START PROVIDED ENTRIES
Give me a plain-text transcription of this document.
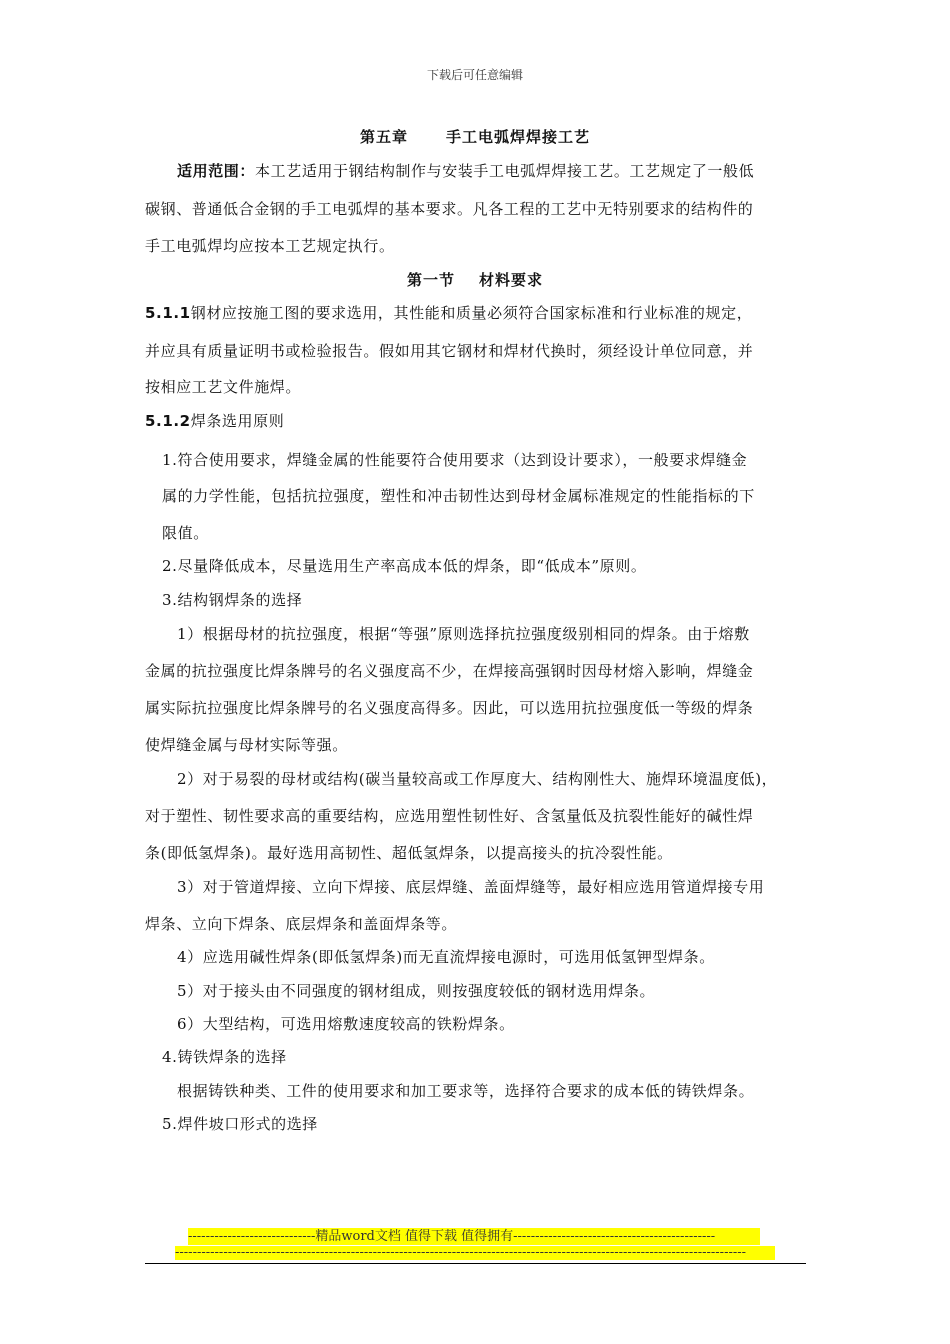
下载后可任意编辑
第五章	手工电弧焊焊接工艺
适用范围：本工艺适用于钢结构制作与安装手工电弧焊焊接工艺。工艺规定了一般低
碳钢、普通低合金钢的手工电弧焊的基本要求。凡各工程的工艺中无特别要求的结构件的
手工电弧焊均应按本工艺规定执行。
第一节 材料要求
5.1.1钢材应按施工图的要求选用，其性能和质量必须符合国家标准和行业标准的规定，
并应具有质量证明书或检验报告。假如用其它钢材和焊材代换时，须经设计单位同意，并
按相应工艺文件施焊。
5.1.2焊条选用原则
1.符合使用要求，焊缝金属的性能要符合使用要求（达到设计要求），一般要求焊缝金
属的力学性能，包括抗拉强度，塑性和冲击韧性达到母材金属标准规定的性能指标的下
限值。
2.尽量降低成本，尽量选用生产率高成本低的焊条，即“低成本”原则。
3.结构钢焊条的选择
1）根据母材的抗拉强度，根据“等强”原则选择抗拉强度级别相同的焊条。由于熔敷
金属的抗拉强度比焊条牌号的名义强度高不少，在焊接高强钢时因母材熔入影响，焊缝金
属实际抗拉强度比焊条牌号的名义强度高得多。因此，可以选用抗拉强度低一等级的焊条
使焊缝金属与母材实际等强。
2）对于易裂的母材或结构(碳当量较高或工作厚度大、结构刚性大、施焊环境温度低)，
对于塑性、韧性要求高的重要结构，应选用塑性韧性好、含氢量低及抗裂性能好的碱性焊
条(即低氢焊条)。最好选用高韧性、超低氢焊条，以提高接头的抗冷裂性能。
3）对于管道焊接、立向下焊接、底层焊缝、盖面焊缝等，最好相应选用管道焊接专用
焊条、立向下焊条、底层焊条和盖面焊条等。
4）应选用碱性焊条(即低氢焊条)而无直流焊接电源时，可选用低氢钾型焊条。
5）对于接头由不同强度的钢材组成，则按强度较低的钢材选用焊条。
6）大型结构，可选用熔敷速度较高的铁粉焊条。
4.铸铁焊条的选择
根据铸铁种类、工件的使用要求和加工要求等，选择符合要求的成本低的铸铁焊条。
5.焊件坡口形式的选择
-----------------------------精品word文档 值得下载 值得拥有----------------------------------------------
----------------------------------------------------------------------------------------------------------------------------------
END PROVIDED ENTRIES
■ TASK TO COMPLETE ■
Your copy should match the records word for word, with the pictures removed.

■ RESULT FOR THIS EXERCISE ■
Give me a plain-text transcription of this document.
下载后可任意编辑
第五章	手工电弧焊焊接工艺
适用范围：本工艺适用于钢结构制作与安装手工电弧焊焊接工艺。工艺规定了一般低
碳钢、普通低合金钢的手工电弧焊的基本要求。凡各工程的工艺中无特别要求的结构件的
手工电弧焊均应按本工艺规定执行。
第一节 材料要求
5.1.1钢材应按施工图的要求选用，其性能和质量必须符合国家标准和行业标准的规定，
并应具有质量证明书或检验报告。假如用其它钢材和焊材代换时，须经设计单位同意，并
按相应工艺文件施焊。
5.1.2焊条选用原则
1.符合使用要求，焊缝金属的性能要符合使用要求（达到设计要求），一般要求焊缝金
属的力学性能，包括抗拉强度，塑性和冲击韧性达到母材金属标准规定的性能指标的下
限值。
2.尽量降低成本，尽量选用生产率高成本低的焊条，即“低成本”原则。
3.结构钢焊条的选择
1）根据母材的抗拉强度，根据“等强”原则选择抗拉强度级别相同的焊条。由于熔敷
金属的抗拉强度比焊条牌号的名义强度高不少，在焊接高强钢时因母材熔入影响，焊缝金
属实际抗拉强度比焊条牌号的名义强度高得多。因此，可以选用抗拉强度低一等级的焊条
使焊缝金属与母材实际等强。
2）对于易裂的母材或结构(碳当量较高或工作厚度大、结构刚性大、施焊环境温度低)，
对于塑性、韧性要求高的重要结构，应选用塑性韧性好、含氢量低及抗裂性能好的碱性焊
条(即低氢焊条)。最好选用高韧性、超低氢焊条，以提高接头的抗冷裂性能。
3）对于管道焊接、立向下焊接、底层焊缝、盖面焊缝等，最好相应选用管道焊接专用
焊条、立向下焊条、底层焊条和盖面焊条等。
4）应选用碱性焊条(即低氢焊条)而无直流焊接电源时，可选用低氢钾型焊条。
5）对于接头由不同强度的钢材组成，则按强度较低的钢材选用焊条。
6）大型结构，可选用熔敷速度较高的铁粉焊条。
4.铸铁焊条的选择
根据铸铁种类、工件的使用要求和加工要求等，选择符合要求的成本低的铸铁焊条。
5.焊件坡口形式的选择
-----------------------------精品word文档 值得下载 值得拥有----------------------------------------------
----------------------------------------------------------------------------------------------------------------------------------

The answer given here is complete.